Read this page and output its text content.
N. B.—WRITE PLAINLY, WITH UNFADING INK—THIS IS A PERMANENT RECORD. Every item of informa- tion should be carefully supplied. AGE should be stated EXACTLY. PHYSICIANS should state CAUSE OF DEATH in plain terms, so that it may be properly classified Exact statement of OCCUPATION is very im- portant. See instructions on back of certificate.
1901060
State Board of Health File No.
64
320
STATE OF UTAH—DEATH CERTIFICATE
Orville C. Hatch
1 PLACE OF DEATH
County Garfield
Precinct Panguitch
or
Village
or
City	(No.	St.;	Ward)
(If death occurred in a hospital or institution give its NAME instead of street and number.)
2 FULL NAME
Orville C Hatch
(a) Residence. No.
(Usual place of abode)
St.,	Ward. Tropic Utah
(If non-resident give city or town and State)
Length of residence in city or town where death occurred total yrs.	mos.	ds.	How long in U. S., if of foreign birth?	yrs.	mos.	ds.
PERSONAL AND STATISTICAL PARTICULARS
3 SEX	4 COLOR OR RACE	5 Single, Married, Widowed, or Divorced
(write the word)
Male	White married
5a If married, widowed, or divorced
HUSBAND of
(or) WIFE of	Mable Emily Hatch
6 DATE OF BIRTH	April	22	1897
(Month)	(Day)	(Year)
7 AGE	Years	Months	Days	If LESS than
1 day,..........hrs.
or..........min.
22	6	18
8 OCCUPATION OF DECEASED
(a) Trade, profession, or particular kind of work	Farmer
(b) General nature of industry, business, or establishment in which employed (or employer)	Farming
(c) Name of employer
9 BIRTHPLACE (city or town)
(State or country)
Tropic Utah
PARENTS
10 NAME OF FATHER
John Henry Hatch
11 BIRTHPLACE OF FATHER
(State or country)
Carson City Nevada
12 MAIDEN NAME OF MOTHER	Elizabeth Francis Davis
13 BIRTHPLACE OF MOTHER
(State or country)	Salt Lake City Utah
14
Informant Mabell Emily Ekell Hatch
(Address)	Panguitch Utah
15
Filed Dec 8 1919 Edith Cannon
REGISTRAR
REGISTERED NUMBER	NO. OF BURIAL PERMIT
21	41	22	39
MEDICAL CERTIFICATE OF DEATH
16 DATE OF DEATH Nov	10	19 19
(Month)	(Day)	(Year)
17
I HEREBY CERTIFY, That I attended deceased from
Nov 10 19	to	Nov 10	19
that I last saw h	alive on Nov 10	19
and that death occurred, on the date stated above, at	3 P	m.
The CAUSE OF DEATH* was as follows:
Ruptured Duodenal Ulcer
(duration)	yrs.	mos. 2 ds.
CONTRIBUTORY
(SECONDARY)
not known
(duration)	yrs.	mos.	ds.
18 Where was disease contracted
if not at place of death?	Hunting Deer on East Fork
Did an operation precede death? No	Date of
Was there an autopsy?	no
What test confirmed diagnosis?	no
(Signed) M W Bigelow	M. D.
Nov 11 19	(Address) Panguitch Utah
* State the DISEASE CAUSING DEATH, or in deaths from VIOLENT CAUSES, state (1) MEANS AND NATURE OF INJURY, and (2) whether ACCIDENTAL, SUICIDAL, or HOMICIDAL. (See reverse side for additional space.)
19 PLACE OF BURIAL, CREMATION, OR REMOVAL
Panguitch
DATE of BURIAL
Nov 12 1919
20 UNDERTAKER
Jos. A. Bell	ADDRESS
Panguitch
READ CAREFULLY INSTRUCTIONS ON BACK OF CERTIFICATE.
:::
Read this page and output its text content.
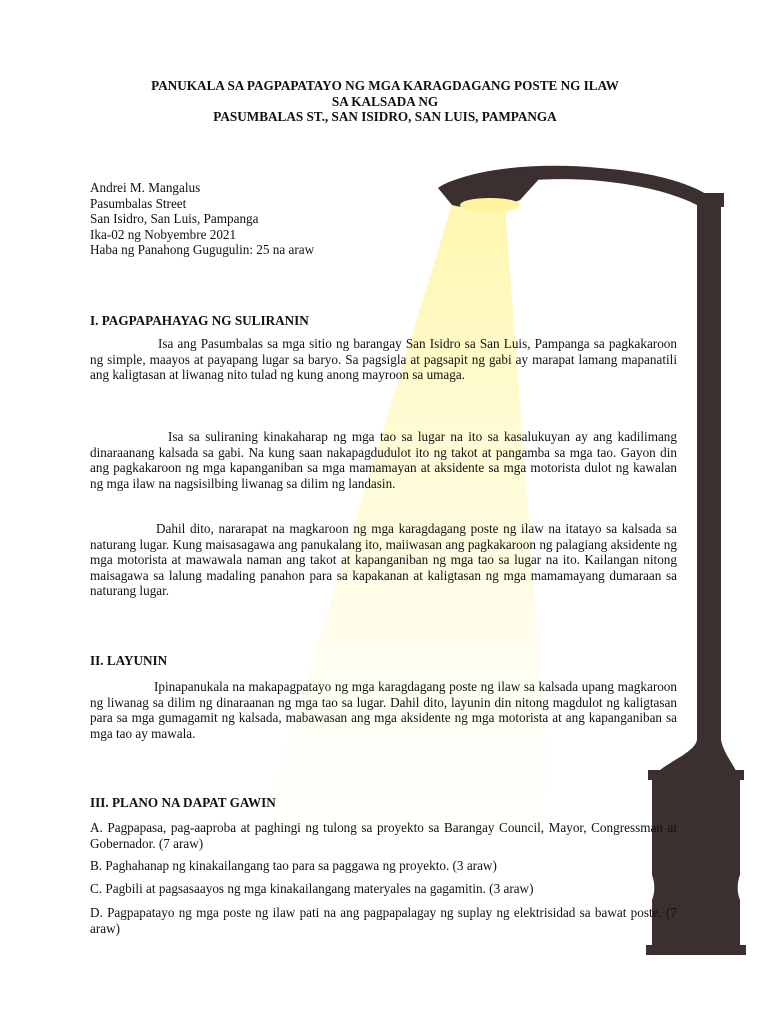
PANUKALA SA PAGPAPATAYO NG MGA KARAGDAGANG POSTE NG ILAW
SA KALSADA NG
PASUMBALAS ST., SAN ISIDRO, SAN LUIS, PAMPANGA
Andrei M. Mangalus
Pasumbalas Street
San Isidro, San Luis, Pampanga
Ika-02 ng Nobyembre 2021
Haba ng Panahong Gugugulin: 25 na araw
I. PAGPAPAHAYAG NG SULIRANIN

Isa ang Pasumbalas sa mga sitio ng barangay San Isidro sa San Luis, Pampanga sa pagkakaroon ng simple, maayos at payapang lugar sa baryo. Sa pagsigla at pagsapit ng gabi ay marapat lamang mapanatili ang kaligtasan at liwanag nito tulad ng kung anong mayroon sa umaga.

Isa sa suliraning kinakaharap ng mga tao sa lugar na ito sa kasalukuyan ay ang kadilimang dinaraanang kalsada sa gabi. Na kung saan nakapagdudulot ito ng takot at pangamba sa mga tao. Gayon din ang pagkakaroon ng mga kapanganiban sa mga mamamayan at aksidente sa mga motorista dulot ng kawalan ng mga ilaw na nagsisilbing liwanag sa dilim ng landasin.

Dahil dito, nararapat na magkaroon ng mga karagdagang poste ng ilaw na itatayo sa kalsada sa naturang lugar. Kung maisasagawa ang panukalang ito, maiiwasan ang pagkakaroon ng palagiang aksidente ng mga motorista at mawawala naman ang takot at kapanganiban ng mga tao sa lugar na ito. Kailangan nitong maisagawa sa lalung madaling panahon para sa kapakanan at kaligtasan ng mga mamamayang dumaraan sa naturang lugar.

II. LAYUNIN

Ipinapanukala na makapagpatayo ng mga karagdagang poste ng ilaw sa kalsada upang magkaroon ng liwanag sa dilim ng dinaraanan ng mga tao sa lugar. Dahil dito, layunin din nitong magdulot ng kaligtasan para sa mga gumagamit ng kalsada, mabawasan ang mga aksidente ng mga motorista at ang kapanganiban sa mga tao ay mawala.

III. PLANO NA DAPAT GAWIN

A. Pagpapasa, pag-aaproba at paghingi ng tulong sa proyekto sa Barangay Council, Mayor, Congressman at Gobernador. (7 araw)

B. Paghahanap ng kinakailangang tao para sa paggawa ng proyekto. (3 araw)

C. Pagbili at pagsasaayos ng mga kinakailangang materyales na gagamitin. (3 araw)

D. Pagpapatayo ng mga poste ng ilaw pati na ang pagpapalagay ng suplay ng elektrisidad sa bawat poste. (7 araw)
:::
#### [Problem description]
Of the lines in the material, how many include "duration"? Respond with the number alone.

#### [Final result]
2